> _AIM_: Print out each record below, unaltered and complete, without its images.

-- BEGIN SUPPLIED MATERIAL --

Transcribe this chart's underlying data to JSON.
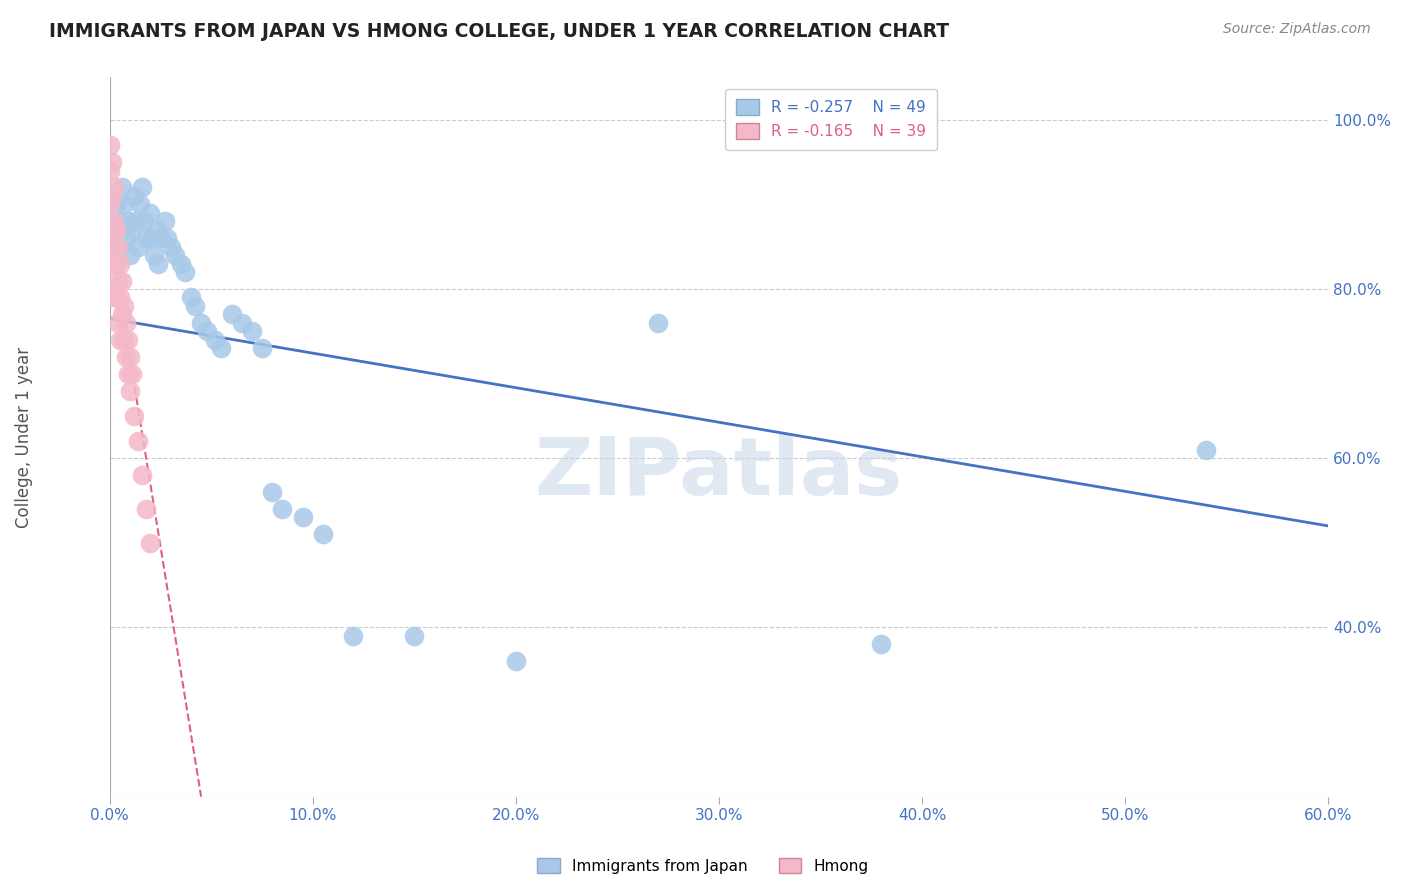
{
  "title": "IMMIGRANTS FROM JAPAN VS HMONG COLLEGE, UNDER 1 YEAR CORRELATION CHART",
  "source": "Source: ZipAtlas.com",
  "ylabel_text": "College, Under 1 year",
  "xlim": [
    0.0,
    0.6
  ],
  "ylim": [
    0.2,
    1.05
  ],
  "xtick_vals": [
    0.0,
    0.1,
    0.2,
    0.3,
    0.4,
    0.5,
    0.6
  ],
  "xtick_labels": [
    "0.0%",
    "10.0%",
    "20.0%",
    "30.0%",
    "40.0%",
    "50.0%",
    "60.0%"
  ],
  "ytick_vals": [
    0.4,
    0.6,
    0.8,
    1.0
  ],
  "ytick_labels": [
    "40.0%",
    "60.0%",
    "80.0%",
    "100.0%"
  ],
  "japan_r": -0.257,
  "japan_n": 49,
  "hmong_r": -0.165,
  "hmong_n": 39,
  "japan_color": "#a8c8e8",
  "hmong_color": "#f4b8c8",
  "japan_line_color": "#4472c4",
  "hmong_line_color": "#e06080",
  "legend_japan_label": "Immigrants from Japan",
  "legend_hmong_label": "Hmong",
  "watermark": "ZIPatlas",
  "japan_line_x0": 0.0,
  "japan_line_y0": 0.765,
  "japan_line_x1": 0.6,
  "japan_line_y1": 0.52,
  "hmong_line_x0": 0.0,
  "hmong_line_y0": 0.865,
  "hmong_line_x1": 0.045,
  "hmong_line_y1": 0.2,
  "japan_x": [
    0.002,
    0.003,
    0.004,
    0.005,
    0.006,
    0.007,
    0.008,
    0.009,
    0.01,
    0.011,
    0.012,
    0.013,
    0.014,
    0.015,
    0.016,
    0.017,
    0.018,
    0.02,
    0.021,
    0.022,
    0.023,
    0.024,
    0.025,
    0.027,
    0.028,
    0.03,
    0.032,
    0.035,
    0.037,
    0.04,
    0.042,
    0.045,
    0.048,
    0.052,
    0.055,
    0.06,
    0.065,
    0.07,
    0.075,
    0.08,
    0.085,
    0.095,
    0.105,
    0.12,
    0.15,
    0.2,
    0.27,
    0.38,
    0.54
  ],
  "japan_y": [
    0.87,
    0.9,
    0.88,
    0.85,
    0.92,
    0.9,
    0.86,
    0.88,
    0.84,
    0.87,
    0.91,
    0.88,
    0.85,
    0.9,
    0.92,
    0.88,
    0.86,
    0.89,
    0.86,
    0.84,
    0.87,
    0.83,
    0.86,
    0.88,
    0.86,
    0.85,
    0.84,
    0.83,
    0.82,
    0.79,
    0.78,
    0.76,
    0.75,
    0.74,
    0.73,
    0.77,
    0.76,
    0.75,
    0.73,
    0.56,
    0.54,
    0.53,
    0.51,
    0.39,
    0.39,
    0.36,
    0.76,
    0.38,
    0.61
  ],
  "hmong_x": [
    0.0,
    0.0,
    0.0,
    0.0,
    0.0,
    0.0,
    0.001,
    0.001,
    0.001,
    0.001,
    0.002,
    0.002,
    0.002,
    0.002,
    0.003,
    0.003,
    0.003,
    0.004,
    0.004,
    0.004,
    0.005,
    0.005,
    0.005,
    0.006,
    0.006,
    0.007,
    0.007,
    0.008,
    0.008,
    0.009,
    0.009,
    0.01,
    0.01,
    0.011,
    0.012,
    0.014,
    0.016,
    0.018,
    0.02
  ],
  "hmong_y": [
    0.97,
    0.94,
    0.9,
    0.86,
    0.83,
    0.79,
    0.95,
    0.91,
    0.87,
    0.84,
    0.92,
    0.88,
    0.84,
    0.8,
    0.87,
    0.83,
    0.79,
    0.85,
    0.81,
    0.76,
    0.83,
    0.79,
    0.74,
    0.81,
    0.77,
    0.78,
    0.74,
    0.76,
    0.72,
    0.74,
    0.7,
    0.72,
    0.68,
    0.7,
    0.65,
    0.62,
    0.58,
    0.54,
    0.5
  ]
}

-- END SUPPLIED MATERIAL --

> _FINISHED ANSWER_:
Transcribe this chart's underlying data to JSON.
{
  "title": "IMMIGRANTS FROM JAPAN VS HMONG COLLEGE, UNDER 1 YEAR CORRELATION CHART",
  "source": "Source: ZipAtlas.com",
  "ylabel_text": "College, Under 1 year",
  "xlim": [
    0.0,
    0.6
  ],
  "ylim": [
    0.2,
    1.05
  ],
  "xtick_vals": [
    0.0,
    0.1,
    0.2,
    0.3,
    0.4,
    0.5,
    0.6
  ],
  "xtick_labels": [
    "0.0%",
    "10.0%",
    "20.0%",
    "30.0%",
    "40.0%",
    "50.0%",
    "60.0%"
  ],
  "ytick_vals": [
    0.4,
    0.6,
    0.8,
    1.0
  ],
  "ytick_labels": [
    "40.0%",
    "60.0%",
    "80.0%",
    "100.0%"
  ],
  "japan_r": -0.257,
  "japan_n": 49,
  "hmong_r": -0.165,
  "hmong_n": 39,
  "japan_color": "#a8c8e8",
  "hmong_color": "#f4b8c8",
  "japan_line_color": "#4472c4",
  "hmong_line_color": "#e06080",
  "legend_japan_label": "Immigrants from Japan",
  "legend_hmong_label": "Hmong",
  "watermark": "ZIPatlas",
  "japan_line_x0": 0.0,
  "japan_line_y0": 0.765,
  "japan_line_x1": 0.6,
  "japan_line_y1": 0.52,
  "hmong_line_x0": 0.0,
  "hmong_line_y0": 0.865,
  "hmong_line_x1": 0.045,
  "hmong_line_y1": 0.2,
  "japan_x": [
    0.002,
    0.003,
    0.004,
    0.005,
    0.006,
    0.007,
    0.008,
    0.009,
    0.01,
    0.011,
    0.012,
    0.013,
    0.014,
    0.015,
    0.016,
    0.017,
    0.018,
    0.02,
    0.021,
    0.022,
    0.023,
    0.024,
    0.025,
    0.027,
    0.028,
    0.03,
    0.032,
    0.035,
    0.037,
    0.04,
    0.042,
    0.045,
    0.048,
    0.052,
    0.055,
    0.06,
    0.065,
    0.07,
    0.075,
    0.08,
    0.085,
    0.095,
    0.105,
    0.12,
    0.15,
    0.2,
    0.27,
    0.38,
    0.54
  ],
  "japan_y": [
    0.87,
    0.9,
    0.88,
    0.85,
    0.92,
    0.9,
    0.86,
    0.88,
    0.84,
    0.87,
    0.91,
    0.88,
    0.85,
    0.9,
    0.92,
    0.88,
    0.86,
    0.89,
    0.86,
    0.84,
    0.87,
    0.83,
    0.86,
    0.88,
    0.86,
    0.85,
    0.84,
    0.83,
    0.82,
    0.79,
    0.78,
    0.76,
    0.75,
    0.74,
    0.73,
    0.77,
    0.76,
    0.75,
    0.73,
    0.56,
    0.54,
    0.53,
    0.51,
    0.39,
    0.39,
    0.36,
    0.76,
    0.38,
    0.61
  ],
  "hmong_x": [
    0.0,
    0.0,
    0.0,
    0.0,
    0.0,
    0.0,
    0.001,
    0.001,
    0.001,
    0.001,
    0.002,
    0.002,
    0.002,
    0.002,
    0.003,
    0.003,
    0.003,
    0.004,
    0.004,
    0.004,
    0.005,
    0.005,
    0.005,
    0.006,
    0.006,
    0.007,
    0.007,
    0.008,
    0.008,
    0.009,
    0.009,
    0.01,
    0.01,
    0.011,
    0.012,
    0.014,
    0.016,
    0.018,
    0.02
  ],
  "hmong_y": [
    0.97,
    0.94,
    0.9,
    0.86,
    0.83,
    0.79,
    0.95,
    0.91,
    0.87,
    0.84,
    0.92,
    0.88,
    0.84,
    0.8,
    0.87,
    0.83,
    0.79,
    0.85,
    0.81,
    0.76,
    0.83,
    0.79,
    0.74,
    0.81,
    0.77,
    0.78,
    0.74,
    0.76,
    0.72,
    0.74,
    0.7,
    0.72,
    0.68,
    0.7,
    0.65,
    0.62,
    0.58,
    0.54,
    0.5
  ]
}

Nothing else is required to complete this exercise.